§ **Set task**
Tally the lines holding "watch" and state only that figure.

§ **Listing**
........
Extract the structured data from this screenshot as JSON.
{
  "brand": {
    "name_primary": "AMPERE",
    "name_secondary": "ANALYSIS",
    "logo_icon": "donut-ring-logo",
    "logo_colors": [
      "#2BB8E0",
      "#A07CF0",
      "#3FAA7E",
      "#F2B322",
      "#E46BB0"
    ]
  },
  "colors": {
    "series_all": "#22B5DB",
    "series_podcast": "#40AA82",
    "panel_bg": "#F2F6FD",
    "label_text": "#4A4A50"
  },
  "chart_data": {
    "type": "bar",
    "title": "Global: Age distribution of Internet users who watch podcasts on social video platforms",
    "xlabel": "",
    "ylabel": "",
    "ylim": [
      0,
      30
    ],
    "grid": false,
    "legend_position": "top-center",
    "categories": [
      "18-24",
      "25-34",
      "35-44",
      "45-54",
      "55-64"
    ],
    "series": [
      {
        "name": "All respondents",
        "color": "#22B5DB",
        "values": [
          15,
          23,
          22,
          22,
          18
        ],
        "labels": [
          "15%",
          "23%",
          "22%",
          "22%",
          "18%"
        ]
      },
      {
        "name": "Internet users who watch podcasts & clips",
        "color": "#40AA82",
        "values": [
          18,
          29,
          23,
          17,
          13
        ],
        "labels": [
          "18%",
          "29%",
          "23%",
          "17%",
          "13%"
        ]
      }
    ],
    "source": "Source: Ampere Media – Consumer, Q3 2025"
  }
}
........
§ **The reply**
2